## Figure record extracts
────────────────
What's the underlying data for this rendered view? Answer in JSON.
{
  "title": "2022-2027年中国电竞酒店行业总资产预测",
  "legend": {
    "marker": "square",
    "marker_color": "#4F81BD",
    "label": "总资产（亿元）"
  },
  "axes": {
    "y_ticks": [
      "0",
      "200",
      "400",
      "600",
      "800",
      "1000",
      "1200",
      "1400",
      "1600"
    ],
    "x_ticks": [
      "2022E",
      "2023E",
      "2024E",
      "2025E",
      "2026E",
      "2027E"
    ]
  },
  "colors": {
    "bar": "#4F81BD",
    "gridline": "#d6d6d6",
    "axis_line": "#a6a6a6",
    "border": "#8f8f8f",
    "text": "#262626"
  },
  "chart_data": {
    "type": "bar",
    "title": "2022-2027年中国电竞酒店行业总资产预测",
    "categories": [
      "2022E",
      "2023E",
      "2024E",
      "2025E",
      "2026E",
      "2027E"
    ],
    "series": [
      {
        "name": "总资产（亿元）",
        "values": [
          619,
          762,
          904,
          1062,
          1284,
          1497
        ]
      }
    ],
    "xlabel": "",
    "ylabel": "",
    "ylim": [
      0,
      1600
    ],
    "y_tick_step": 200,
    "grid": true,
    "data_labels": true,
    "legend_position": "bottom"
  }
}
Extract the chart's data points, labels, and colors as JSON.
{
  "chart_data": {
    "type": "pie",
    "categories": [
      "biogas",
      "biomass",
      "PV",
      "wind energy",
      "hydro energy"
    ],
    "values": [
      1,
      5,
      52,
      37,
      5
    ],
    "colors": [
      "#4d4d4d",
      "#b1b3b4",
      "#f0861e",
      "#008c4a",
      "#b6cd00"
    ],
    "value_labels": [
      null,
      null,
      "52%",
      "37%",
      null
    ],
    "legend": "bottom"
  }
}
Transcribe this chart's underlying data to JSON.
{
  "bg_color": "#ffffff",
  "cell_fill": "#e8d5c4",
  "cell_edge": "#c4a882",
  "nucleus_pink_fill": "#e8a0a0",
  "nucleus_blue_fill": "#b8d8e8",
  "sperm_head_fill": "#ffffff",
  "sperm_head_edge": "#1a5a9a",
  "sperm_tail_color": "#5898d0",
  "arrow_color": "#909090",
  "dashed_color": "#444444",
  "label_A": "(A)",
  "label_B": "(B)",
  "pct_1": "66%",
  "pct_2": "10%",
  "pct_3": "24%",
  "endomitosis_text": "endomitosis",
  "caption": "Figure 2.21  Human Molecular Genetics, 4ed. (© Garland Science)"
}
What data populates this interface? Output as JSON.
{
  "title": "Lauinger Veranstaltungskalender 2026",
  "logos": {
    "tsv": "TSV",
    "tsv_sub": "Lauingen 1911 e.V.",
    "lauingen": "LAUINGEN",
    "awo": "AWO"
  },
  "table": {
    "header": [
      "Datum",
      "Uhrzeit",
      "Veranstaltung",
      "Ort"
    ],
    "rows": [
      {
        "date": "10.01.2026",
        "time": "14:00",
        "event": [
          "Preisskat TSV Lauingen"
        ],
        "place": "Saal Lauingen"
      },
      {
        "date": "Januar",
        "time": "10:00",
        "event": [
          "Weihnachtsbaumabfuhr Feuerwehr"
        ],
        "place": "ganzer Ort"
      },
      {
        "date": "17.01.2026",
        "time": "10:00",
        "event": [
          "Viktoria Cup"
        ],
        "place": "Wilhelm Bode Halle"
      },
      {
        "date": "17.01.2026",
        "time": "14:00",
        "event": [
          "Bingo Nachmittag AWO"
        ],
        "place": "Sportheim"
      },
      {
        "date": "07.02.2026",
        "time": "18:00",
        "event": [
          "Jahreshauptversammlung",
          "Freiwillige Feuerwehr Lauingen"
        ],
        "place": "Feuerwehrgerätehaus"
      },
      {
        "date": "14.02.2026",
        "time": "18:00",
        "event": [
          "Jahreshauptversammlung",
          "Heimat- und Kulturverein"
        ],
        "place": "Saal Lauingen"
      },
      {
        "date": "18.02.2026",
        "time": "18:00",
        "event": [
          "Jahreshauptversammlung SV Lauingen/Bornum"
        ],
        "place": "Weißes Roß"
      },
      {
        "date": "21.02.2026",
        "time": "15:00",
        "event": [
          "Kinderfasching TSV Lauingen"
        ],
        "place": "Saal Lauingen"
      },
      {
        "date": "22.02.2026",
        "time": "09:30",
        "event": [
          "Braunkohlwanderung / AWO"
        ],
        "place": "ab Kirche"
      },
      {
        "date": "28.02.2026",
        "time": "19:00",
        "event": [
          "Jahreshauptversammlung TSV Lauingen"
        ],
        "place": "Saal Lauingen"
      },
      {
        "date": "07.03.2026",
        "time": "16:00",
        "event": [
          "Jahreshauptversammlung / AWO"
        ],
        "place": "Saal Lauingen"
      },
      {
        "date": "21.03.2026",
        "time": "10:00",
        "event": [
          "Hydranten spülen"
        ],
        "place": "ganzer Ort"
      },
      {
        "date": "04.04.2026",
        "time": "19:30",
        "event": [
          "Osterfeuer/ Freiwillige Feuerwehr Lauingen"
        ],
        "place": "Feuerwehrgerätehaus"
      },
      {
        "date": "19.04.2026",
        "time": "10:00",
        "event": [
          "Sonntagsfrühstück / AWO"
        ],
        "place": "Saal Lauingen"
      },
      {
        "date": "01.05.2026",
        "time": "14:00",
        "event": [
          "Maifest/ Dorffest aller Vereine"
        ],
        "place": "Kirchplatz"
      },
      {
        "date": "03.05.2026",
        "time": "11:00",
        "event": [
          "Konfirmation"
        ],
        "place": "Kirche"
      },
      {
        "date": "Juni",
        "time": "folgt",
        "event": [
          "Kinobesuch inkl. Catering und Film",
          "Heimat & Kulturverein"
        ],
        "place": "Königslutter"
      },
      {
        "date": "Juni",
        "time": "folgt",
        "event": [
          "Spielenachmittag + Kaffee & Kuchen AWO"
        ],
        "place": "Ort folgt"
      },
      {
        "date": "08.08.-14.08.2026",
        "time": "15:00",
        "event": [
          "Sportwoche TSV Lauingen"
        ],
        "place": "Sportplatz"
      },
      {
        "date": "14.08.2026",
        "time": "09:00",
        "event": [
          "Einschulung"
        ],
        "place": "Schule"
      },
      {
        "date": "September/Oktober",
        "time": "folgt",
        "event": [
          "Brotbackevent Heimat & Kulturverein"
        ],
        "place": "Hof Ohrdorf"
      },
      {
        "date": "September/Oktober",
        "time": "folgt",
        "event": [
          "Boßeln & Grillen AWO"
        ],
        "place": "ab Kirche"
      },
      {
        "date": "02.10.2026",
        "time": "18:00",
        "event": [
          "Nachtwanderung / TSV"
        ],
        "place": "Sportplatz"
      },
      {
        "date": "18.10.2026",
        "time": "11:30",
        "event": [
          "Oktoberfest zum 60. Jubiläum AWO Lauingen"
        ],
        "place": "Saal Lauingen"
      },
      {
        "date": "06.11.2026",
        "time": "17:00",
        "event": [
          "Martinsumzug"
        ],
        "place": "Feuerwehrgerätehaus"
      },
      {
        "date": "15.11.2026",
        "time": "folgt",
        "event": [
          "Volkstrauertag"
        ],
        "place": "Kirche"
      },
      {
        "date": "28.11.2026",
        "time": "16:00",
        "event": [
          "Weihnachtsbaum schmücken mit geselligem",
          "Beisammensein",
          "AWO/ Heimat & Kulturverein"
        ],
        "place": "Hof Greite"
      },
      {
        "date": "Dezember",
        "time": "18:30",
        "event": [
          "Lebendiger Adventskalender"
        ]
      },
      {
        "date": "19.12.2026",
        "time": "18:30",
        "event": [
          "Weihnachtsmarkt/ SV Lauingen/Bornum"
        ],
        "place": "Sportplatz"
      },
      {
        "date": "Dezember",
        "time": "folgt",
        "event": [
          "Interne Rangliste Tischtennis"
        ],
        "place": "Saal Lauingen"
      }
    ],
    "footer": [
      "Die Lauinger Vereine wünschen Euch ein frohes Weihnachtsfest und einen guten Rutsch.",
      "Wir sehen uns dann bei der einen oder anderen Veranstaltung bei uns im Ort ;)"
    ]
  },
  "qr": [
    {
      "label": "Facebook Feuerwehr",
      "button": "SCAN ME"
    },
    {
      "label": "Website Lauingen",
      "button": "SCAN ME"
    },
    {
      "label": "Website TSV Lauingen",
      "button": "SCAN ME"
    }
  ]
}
────────────────
## Set problem
Scan the material and collect every line that contains "underlying".

## Expected answer
What's the underlying data for this rendered view? Answer in JSON.
Transcribe this chart's underlying data to JSON.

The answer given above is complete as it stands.